**Problem**.
Find the lines holding the string "circle" in the data, then copy all of them.
--- Start Supplied records ---
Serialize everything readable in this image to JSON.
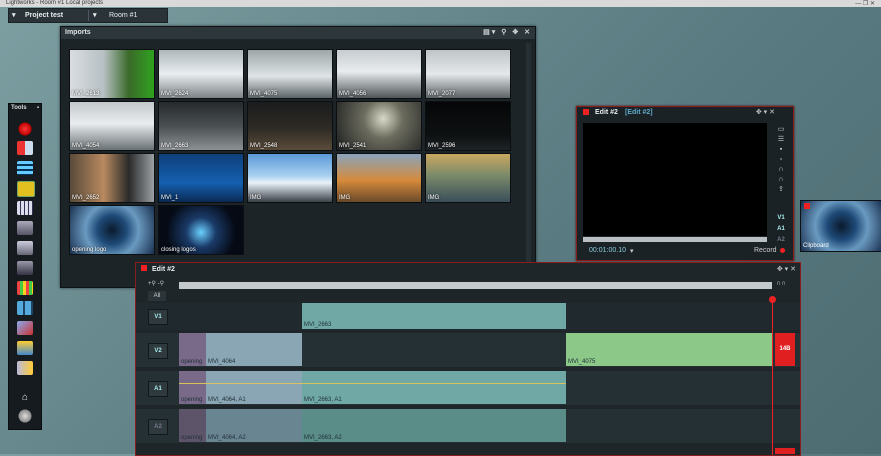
{
  "window": {
    "title": "Lightworks - Room #1    Local projects",
    "controls": "— ❐ ✕"
  },
  "project": {
    "name": "Project test",
    "room": "Room #1"
  },
  "imports": {
    "title": "Imports",
    "header_icons": "▤▾ ⚲ ✥ ✕",
    "thumbs": [
      {
        "label": "MVI_2613",
        "bg": "linear-gradient(90deg,#d8dde0 0%,#b7c0c4 40%,#3a6a2a 70%,#2fa21e 100%)"
      },
      {
        "label": "MVI_2624",
        "bg": "linear-gradient(180deg,#aeb7bb 0%,#e9eef0 50%,#7d8386 100%)"
      },
      {
        "label": "MVI_4075",
        "bg": "linear-gradient(180deg,#9ea6a8 0%,#dfe5e7 55%,#5b6366 100%)"
      },
      {
        "label": "MVI_4056",
        "bg": "linear-gradient(180deg,#c7ccd0 0%,#e8ecee 45%,#4f5558 100%)"
      },
      {
        "label": "MVI_2077",
        "bg": "linear-gradient(180deg,#bfc4c7 0%,#e4e8ea 50%,#5c6265 100%)"
      },
      {
        "label": "MVI_4054",
        "bg": "linear-gradient(180deg,#c3c8cb 0%,#e9edef 45%,#6a7174 100%)"
      },
      {
        "label": "MVI_2663",
        "bg": "linear-gradient(180deg,#262a2c 0%,#4a4f52 50%,#8c9194 100%)"
      },
      {
        "label": "MVI_2548",
        "bg": "linear-gradient(180deg,#1a1c1d 0%,#2e2a24 55%,#5a4c3a 100%)"
      },
      {
        "label": "MVI_2541",
        "bg": "radial-gradient(circle at 55% 35%,#d9d9c8 0%,#6c6c5e 35%,#1d1f1f 100%)"
      },
      {
        "label": "MVI_2596",
        "bg": "linear-gradient(180deg,#050607 0%,#0e1112 70%,#1f2426 100%)"
      },
      {
        "label": "MVI_2652",
        "bg": "linear-gradient(90deg,#5a4a3a 0%,#b88a60 40%,#2a2a2a 70%,#9aa0a4 100%)"
      },
      {
        "label": "MVI_1",
        "bg": "linear-gradient(180deg,#0e3f7a 0%,#1560b0 60%,#0a2a55 100%)"
      },
      {
        "label": "IMG",
        "bg": "linear-gradient(180deg,#5a9ad8 0%,#a8d0ef 45%,#e8f2f8 60%,#3a4048 100%)"
      },
      {
        "label": "IMG",
        "bg": "linear-gradient(180deg,#8aa4bc 0%,#d68a3c 55%,#6a4a2a 100%)"
      },
      {
        "label": "IMG",
        "bg": "linear-gradient(180deg,#c9a860 0%,#7a8a6a 45%,#3a4e5a 100%)"
      },
      {
        "label": "opening logo",
        "bg": "radial-gradient(circle at 50% 50%,#0b1a2c 0%,#1e4a78 30%,#6a9ac0 55%,#1a3050 100%)"
      },
      {
        "label": "closing logos",
        "bg": "radial-gradient(circle at 50% 55%,#6ad0ff 0%,#1a3a68 30%,#050a14 70%)"
      }
    ]
  },
  "tools": {
    "title": "Tools"
  },
  "viewer": {
    "title": "Edit #2",
    "subtitle": "[Edit #2]",
    "header_icons": "✥ ▾ ✕",
    "timecode": "00:01:00.10",
    "record_label": "Record",
    "track_labels": [
      "V1",
      "A1",
      "A2"
    ]
  },
  "clipboard": {
    "label": "Clipboard"
  },
  "timeline": {
    "title": "Edit #2",
    "header_icons": "✥ ▾ ✕",
    "all_label": "All",
    "zoom_icons": "+⚲ -⚲",
    "end_icons": "∩∩",
    "tracks": [
      {
        "label": "V1"
      },
      {
        "label": "V2"
      },
      {
        "label": "A1"
      },
      {
        "label": "A2"
      }
    ],
    "v1_clip": "MVI_2663",
    "v2_opening": "opening",
    "v2_clip1": "MVI_4064",
    "v2_clip2": "MVI_4075",
    "a1_opening": "opening",
    "a1_clip1": "MVI_4064, A1",
    "a1_clip2": "MVI_2663, A1",
    "a2_opening": "opening",
    "a2_clip1": "MVI_4064, A2",
    "a2_clip2": "MVI_2663, A2",
    "end_tag": "14B"
  }
}
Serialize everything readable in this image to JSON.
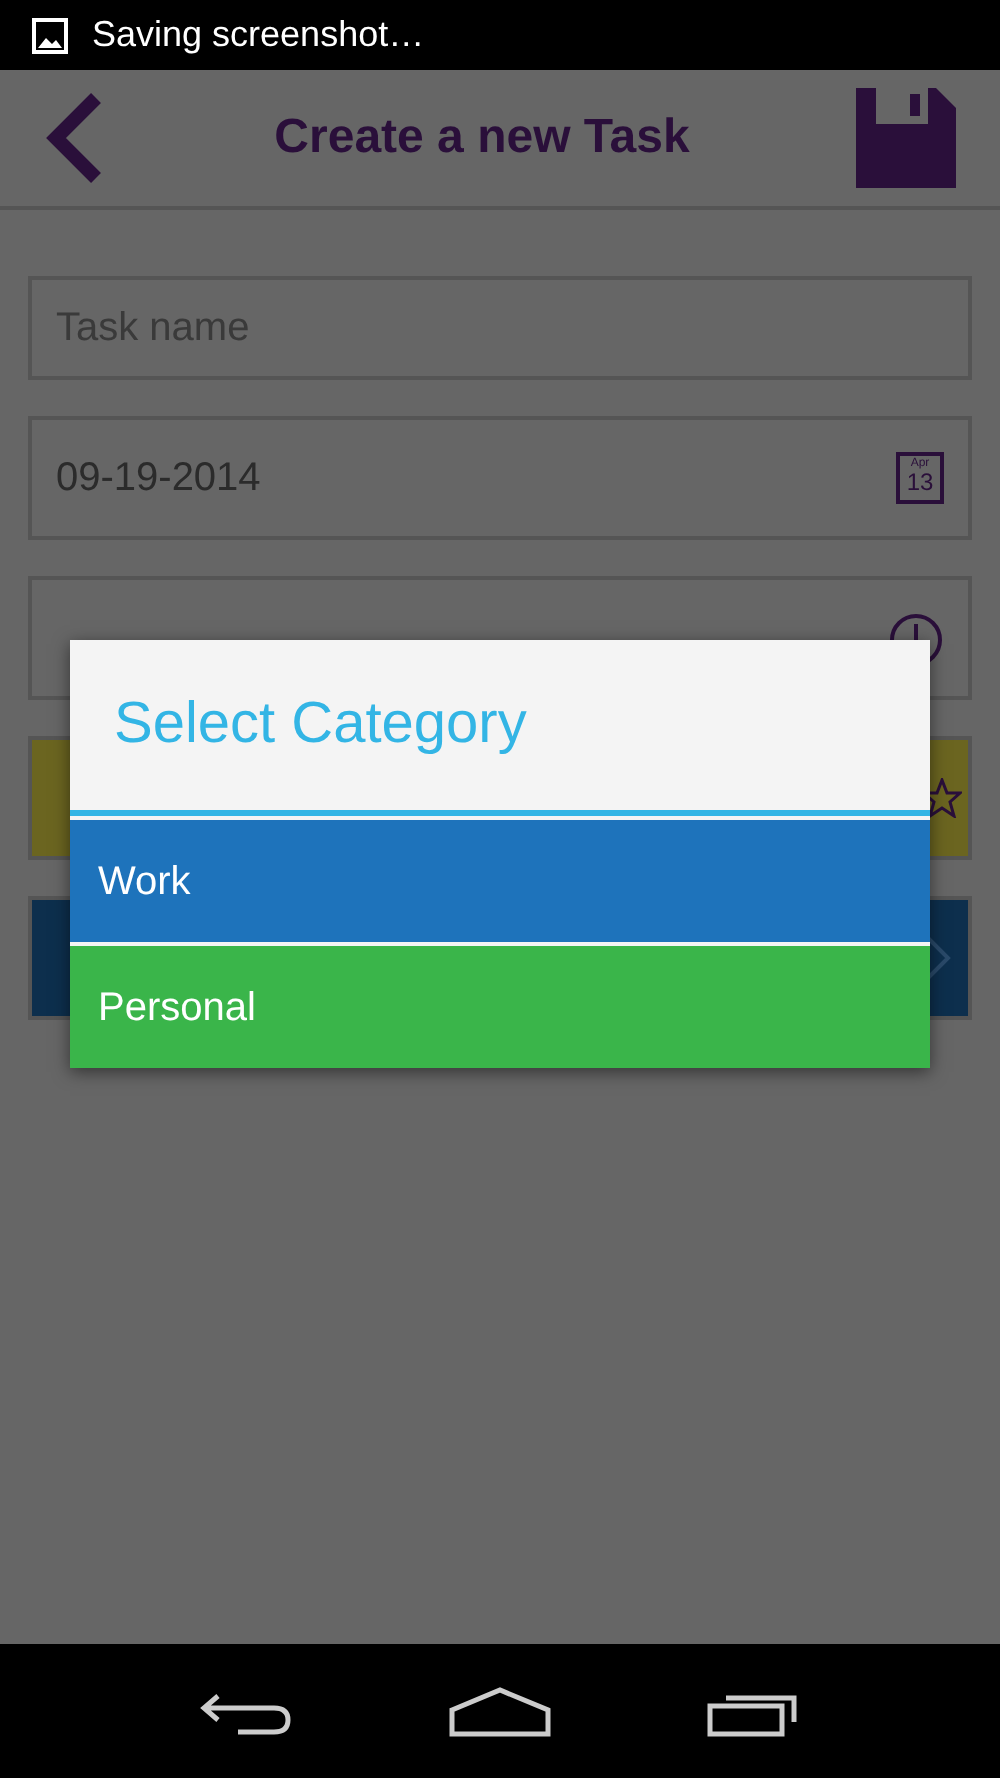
{
  "status_bar": {
    "notification": "Saving screenshot…"
  },
  "header": {
    "title": "Create a new Task"
  },
  "form": {
    "task_name": {
      "placeholder": "Task name"
    },
    "date": {
      "value": "09-19-2014",
      "calendar_month": "Apr",
      "calendar_day": "13"
    }
  },
  "dialog": {
    "title": "Select Category",
    "options": [
      {
        "label": "Work",
        "color": "#1e73bb"
      },
      {
        "label": "Personal",
        "color": "#3ab54a"
      }
    ]
  }
}
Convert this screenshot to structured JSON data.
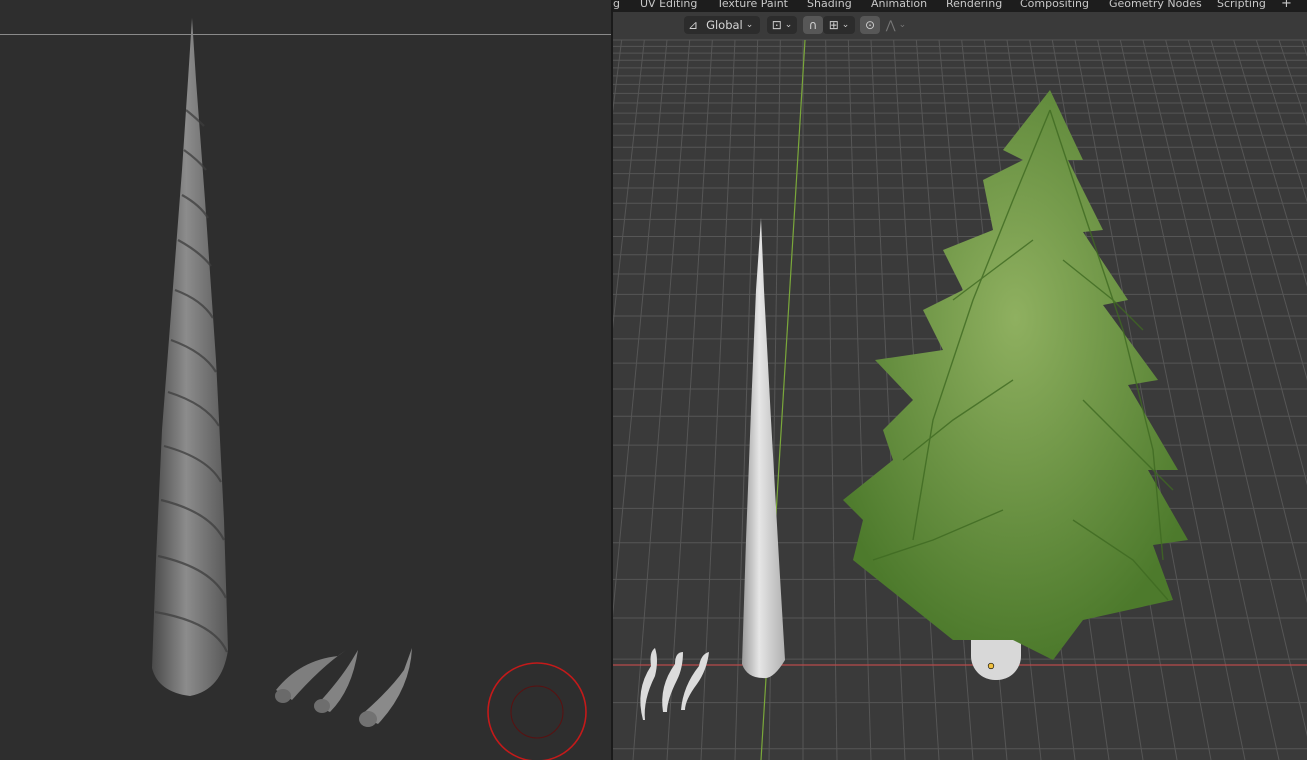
--- End Supplied records ---
**Task result**.
        "bg": "radial-gradient(circle at 55% 35%,#d9d9c8 0%,#6c6c5e 35%,#1d1f1f 100%)"
        "bg": "radial-gradient(circle at 50% 50%,#0b1a2c 0%,#1e4a78 30%,#6a9ac0 55%,#1a3050 100%)"
        "bg": "radial-gradient(circle at 50% 55%,#6ad0ff 0%,#1a3a68 30%,#050a14 70%)"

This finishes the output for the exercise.